Problem: Show every line in the entries below where the word "Freud" appears.

The records:
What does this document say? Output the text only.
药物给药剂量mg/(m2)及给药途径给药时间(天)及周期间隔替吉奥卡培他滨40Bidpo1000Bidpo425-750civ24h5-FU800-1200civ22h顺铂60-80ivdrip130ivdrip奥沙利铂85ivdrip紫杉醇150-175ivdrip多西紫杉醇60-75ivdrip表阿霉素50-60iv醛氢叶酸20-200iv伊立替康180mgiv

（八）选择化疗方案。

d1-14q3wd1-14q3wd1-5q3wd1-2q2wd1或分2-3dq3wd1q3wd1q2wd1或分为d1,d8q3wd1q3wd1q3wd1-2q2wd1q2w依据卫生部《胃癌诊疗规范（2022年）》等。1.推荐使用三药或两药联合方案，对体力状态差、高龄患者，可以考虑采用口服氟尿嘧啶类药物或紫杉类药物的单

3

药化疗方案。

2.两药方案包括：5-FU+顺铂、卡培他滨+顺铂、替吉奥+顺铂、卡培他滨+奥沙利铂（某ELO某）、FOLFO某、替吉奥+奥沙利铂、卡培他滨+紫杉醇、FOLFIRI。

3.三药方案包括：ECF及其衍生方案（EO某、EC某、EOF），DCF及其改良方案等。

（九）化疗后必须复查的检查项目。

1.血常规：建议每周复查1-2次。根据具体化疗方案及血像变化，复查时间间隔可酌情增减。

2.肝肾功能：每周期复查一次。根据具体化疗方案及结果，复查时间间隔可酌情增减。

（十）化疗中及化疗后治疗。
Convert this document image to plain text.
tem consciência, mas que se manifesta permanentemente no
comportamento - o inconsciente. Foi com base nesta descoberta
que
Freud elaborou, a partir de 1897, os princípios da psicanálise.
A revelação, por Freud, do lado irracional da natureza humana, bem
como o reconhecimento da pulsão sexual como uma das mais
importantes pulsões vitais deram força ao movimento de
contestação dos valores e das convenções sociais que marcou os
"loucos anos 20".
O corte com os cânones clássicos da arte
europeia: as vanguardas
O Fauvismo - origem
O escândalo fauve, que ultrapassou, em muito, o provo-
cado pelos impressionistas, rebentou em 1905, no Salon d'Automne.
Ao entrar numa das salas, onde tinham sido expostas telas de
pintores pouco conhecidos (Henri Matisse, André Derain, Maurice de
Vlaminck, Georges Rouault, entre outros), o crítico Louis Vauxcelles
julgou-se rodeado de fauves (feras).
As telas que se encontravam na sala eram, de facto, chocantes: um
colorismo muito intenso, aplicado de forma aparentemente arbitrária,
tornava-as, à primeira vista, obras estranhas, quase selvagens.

Written solution:
Freud elaborou, a partir de 1897, os princípios da psicanálise.
A revelação, por Freud, do lado irracional da natureza humana, bem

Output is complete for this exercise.